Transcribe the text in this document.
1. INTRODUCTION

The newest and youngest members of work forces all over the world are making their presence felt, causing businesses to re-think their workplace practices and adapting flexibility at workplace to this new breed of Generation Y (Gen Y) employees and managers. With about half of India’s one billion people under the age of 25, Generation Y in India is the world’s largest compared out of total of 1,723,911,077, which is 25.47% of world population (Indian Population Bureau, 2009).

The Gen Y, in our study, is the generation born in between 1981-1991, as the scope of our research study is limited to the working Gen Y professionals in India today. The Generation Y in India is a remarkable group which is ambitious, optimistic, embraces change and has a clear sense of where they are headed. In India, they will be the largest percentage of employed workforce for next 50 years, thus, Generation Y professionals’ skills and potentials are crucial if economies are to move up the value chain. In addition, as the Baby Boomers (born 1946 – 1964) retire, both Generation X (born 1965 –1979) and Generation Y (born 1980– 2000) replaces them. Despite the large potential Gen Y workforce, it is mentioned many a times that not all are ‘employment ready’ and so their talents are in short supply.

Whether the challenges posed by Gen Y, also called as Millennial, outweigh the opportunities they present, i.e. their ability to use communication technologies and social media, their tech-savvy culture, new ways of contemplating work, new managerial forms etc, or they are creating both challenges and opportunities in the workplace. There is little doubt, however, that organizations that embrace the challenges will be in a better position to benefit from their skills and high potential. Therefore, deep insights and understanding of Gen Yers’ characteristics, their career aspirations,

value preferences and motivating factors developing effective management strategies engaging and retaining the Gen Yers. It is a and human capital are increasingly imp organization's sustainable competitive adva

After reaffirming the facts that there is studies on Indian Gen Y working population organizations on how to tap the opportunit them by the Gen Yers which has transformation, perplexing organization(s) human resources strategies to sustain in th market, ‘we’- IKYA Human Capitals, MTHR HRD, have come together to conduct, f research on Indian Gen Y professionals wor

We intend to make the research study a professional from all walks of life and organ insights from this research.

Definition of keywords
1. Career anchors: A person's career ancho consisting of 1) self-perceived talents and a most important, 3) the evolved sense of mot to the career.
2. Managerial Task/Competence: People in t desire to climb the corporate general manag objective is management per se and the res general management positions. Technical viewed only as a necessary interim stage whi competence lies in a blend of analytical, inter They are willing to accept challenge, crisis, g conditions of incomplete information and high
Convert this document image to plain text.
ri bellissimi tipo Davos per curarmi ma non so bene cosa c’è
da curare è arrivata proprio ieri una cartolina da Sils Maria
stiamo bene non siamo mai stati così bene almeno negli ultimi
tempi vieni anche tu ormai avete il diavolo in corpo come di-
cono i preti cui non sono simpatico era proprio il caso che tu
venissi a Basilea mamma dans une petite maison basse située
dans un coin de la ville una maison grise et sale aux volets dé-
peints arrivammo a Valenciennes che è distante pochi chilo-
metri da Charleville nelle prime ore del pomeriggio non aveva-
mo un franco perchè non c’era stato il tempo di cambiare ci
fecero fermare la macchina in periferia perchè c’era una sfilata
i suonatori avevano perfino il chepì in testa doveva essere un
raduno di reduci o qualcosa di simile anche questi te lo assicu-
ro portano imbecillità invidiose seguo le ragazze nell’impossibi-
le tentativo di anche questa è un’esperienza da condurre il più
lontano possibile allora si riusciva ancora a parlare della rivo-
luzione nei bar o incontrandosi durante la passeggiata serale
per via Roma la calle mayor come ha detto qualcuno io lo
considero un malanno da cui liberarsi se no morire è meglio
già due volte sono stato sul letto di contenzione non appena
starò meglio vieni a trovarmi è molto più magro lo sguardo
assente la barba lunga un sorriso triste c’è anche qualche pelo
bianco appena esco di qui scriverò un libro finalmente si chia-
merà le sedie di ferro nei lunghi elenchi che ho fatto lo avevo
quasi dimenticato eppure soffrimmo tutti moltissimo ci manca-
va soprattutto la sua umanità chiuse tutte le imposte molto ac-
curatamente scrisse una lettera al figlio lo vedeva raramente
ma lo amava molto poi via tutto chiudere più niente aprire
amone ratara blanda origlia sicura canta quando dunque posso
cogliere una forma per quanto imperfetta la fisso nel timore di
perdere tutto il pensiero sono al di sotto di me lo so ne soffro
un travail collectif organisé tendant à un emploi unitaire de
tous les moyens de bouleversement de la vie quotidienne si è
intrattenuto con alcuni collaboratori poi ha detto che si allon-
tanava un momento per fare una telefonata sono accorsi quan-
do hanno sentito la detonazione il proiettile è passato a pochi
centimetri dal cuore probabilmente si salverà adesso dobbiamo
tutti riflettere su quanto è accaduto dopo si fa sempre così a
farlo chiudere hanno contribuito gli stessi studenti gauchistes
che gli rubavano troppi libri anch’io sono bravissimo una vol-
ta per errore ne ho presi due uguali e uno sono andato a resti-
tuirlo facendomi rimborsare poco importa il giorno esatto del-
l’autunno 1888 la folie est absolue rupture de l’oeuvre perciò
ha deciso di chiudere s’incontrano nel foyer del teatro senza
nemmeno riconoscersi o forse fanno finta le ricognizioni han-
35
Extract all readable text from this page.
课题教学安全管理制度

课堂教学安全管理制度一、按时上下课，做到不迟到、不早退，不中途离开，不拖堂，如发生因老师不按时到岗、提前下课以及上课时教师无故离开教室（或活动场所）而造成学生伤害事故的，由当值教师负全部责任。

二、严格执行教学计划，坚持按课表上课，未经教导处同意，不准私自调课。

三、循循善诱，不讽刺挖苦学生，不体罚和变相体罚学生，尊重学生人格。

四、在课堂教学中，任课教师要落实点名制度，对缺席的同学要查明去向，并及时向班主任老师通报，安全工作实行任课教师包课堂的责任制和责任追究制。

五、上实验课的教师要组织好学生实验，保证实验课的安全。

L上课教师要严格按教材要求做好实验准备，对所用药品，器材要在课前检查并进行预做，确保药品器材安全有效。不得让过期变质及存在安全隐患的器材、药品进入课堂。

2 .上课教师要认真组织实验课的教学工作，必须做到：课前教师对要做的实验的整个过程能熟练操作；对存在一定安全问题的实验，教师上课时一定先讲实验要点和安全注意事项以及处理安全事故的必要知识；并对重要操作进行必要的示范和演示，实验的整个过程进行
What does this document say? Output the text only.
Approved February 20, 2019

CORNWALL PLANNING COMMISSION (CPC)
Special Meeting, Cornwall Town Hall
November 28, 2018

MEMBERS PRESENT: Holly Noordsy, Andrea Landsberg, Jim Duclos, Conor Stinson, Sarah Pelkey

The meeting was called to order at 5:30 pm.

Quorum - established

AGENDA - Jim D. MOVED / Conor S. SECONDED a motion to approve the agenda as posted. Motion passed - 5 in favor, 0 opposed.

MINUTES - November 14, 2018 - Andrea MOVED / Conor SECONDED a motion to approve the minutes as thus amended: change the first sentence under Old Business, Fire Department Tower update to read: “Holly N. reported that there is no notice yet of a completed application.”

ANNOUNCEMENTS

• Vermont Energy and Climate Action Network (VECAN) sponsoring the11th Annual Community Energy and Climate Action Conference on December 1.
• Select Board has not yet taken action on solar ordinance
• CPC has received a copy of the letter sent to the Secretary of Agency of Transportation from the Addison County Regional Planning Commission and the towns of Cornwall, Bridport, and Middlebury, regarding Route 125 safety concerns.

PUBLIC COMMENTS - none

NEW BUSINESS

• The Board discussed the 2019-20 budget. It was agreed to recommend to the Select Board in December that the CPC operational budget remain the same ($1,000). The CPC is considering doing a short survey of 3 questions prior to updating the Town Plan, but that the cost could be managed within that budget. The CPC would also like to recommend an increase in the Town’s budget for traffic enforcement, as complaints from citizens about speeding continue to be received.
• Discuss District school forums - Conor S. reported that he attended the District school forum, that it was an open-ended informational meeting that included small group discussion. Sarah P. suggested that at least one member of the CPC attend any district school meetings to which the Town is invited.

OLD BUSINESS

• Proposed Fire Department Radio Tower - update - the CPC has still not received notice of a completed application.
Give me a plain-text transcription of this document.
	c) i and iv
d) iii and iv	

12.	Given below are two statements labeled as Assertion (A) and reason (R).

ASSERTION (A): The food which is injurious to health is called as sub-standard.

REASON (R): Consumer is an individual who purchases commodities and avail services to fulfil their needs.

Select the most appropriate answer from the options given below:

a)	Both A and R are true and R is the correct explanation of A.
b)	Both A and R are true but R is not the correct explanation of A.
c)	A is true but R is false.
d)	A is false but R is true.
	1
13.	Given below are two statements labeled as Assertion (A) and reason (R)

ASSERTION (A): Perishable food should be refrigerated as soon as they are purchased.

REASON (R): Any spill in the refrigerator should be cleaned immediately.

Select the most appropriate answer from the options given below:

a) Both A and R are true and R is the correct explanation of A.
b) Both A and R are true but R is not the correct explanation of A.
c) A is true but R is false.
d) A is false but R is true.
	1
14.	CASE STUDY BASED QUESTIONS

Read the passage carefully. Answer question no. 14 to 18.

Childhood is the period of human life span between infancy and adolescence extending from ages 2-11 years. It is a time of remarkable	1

····················

## REQUIREMENTS
Repeat only the lines from the one holding "Give me a plain-text" through the last line of the data.

## SOLUTION TO THIS PROBLEM
Give me a plain-text transcription of this document.
	c) i and iv
d) iii and iv	

12.	Given below are two statements labeled as Assertion (A) and reason (R).

ASSERTION (A): The food which is injurious to health is called as sub-standard.

REASON (R): Consumer is an individual who purchases commodities and avail services to fulfil their needs.

Select the most appropriate answer from the options given below:

a)	Both A and R are true and R is the correct explanation of A.
b)	Both A and R are true but R is not the correct explanation of A.
c)	A is true but R is false.
d)	A is false but R is true.
	1
13.	Given below are two statements labeled as Assertion (A) and reason (R)

ASSERTION (A): Perishable food should be refrigerated as soon as they are purchased.

REASON (R): Any spill in the refrigerator should be cleaned immediately.

Select the most appropriate answer from the options given below:

a) Both A and R are true and R is the correct explanation of A.
b) Both A and R are true but R is not the correct explanation of A.
c) A is true but R is false.
d) A is false but R is true.
	1
14.	CASE STUDY BASED QUESTIONS

Read the passage carefully. Answer question no. 14 to 18.

Childhood is the period of human life span between infancy and adolescence extending from ages 2-11 years. It is a time of remarkable	1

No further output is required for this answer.